§ EXTRAIT DU DOCUMENT:
>>
Le Tribunal arbitral du sport (TAS) a fixé une nouvelle étape importante dans le dossier opposant le Maroc et le Sénégal au sujet de la finale de la CAN 2025. L’institution internationale a officiellement communiqué à la Fédération royale marocaine de football la date limite pour le dépôt de son mémoire de défense.
Selon les informations disponibles, la FRMF dispose jusqu’au 7 mai 2026 pour transmettre l’ensemble de ses arguments et documents au TAS. Cette échéance marque une phase clé de la procédure, après la réception du mémoire d’appel déposé par la Fédération sénégalaise de football, qui conteste toujours le verdict rendu dans cette affaire très suivie.
Du côté marocain, la préparation du dossier serait déjà bien avancée. La Fédération royale marocaine de football entend défendre sa position avec un argumentaire solide, appuyé par des éléments considérés comme techniques et documentés. Des sources proches du dossier évoquent la présence de rapports officiels, ainsi que de séquences vidéo, destinés à renforcer la défense du Maroc dans ce litige.
<<
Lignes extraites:
>>
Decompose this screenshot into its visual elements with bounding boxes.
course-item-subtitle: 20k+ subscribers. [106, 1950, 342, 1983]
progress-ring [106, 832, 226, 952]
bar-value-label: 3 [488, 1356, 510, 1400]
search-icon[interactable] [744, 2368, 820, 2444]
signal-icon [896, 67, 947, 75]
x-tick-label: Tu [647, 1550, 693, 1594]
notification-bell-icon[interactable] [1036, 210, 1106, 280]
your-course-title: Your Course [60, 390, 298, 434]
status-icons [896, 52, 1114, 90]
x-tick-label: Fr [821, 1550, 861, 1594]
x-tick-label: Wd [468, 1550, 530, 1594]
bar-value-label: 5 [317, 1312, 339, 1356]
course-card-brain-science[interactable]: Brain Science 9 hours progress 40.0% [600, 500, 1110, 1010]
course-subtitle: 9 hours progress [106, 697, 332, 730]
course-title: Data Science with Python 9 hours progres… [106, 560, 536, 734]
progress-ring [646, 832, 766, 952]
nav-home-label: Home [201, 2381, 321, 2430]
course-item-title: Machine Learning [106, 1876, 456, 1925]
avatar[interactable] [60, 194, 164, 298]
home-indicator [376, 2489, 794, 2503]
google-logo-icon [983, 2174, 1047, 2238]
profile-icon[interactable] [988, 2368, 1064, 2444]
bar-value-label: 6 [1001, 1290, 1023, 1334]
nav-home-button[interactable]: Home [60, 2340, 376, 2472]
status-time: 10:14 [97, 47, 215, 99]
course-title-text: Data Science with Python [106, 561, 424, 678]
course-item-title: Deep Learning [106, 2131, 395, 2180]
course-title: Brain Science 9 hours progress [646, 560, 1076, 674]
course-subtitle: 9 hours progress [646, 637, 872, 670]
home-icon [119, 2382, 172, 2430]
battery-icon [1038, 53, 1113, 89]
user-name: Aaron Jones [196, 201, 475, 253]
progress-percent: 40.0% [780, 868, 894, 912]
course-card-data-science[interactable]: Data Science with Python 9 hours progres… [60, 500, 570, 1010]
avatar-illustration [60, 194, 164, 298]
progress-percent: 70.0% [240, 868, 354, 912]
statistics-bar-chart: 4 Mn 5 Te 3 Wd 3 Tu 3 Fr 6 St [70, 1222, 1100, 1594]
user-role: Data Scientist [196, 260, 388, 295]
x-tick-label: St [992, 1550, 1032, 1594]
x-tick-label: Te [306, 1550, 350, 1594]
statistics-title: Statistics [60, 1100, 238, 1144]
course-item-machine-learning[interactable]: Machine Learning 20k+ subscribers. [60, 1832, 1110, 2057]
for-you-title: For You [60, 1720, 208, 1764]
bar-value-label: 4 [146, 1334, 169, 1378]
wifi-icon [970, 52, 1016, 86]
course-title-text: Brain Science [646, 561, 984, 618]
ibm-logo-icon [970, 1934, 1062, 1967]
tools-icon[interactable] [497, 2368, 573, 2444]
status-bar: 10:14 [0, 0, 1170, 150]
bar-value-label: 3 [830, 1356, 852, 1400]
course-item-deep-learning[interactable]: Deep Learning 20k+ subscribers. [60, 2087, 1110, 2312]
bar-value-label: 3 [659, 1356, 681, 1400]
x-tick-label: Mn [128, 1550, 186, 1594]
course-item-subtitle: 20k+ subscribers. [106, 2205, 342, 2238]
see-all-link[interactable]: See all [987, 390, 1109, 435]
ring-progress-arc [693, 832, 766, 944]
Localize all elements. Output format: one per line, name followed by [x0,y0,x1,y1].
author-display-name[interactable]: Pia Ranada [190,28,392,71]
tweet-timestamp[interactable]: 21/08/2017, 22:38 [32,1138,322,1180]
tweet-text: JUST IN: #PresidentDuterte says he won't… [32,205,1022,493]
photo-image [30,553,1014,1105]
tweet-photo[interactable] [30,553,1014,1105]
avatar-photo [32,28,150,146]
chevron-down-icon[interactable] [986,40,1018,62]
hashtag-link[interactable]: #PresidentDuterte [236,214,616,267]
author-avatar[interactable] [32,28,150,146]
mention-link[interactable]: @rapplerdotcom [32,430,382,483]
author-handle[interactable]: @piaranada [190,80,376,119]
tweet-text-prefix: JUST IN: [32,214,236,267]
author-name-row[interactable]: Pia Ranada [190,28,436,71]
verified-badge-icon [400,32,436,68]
<<
§ CONSIGNE 1:
Pour chacune des affirmations suivantes, dites si elle concorde avec l'extrait sur le litige Maroc-Sénégal devant le TAS, en répondant par oui ou par non et en citant exactement les mots décisifs du texte.
(a) La FRMF a jusqu'au 7 mai 2026 pour déposer son mémoire de défense.
(b) Le mémoire d'appel a été déposé par la Fédération royale marocaine de football.
(c) Des séquences vidéo figureraient parmi les éléments de la défense marocaine.
§ CONSIGNE 2:
Reprenez mot pour mot le passage de l'extrait sur le litige Maroc-Sénégal devant le TAS qui commence aux mots « Du côté marocain, la » et s'arrête après « dans ce litige. ».
§ CONSIGNE 3:
Poursuivez l'extrait sur le litige Maroc-Sénégal devant le TAS après sa dernière phrase.

§ RÉPONSE 1:
(a) Oui : « la FRMF dispose jusqu’au 7 mai 2026 pour transmettre l’ensemble de ses arguments et documents au TAS ».
(b) Non : « la réception du mémoire d’appel déposé par la Fédération sénégalaise de football ».
(c) Oui : « la présence de rapports officiels, ainsi que de séquences vidéo, destinés à renforcer la défense du Maroc ».

§ RÉPONSE 2:
Du côté marocain, la préparation du dossier serait déjà bien avancée. La Fédération royale marocaine de football entend défendre sa position avec un argumentaire solide, appuyé par des éléments considérés comme techniques et documentés. Des sources proches du dossier évoquent la présence de rapports officiels, ainsi que de séquences vidéo, destinés à renforcer la défense du Maroc dans ce litige.

§ RÉPONSE 3:
Ce dossier trouve son origine dans une décision controversée intervenue en mars 2026. À cette date, le jury d’appel de la Confédération africaine de football avait annulé le résultat initial de la finale disputée sur le terrain, avant de désigner le Maroc vainqueur sur tapis vert, plusieurs semaines après la rencontre. Une décision qui avait immédiatement suscité une forte réaction du côté sénégalais.
La Fédération sénégalaise avait alors introduit un recours auprès du TAS, demandant un traitement rapide du dossier afin d’obtenir une clarification définitive. Cependant, cette demande de procédure accélérée n’avait pas été retenue. Le TAS avait préféré suivre la procédure classique, estimée entre neuf et douze mois, afin de permettre à chaque partie de préparer pleinement sa défense.
Le Maroc et la CAF avaient de leur côté justifié ce choix de calendrier en évoquant la nécessité de disposer du temps suffisant pour constituer un dossier complet. Cette position avait été acceptée par l’instance arbitrale, qui a donc maintenu une procédure standard.
L’épilogue de cette affaire ne devrait pas intervenir avant la Coupe du monde 2026, prévue du 11 juin au 19 juillet aux États-Unis, au Canada et au Mexique. D’ici là, les deux fédérations poursuivront leurs démarches juridiques, dans un dossier devenu l’un des plus suivis du football africain récent.
En attendant la décision finale du TAS, le Maroc continue de se préparer pour ses prochaines échéances sportives, en gardant en parallèle un œil attentif sur un dossier juridique qui pourrait encore avoir des conséquences importantes sur l’issue officielle de la compétition continentale.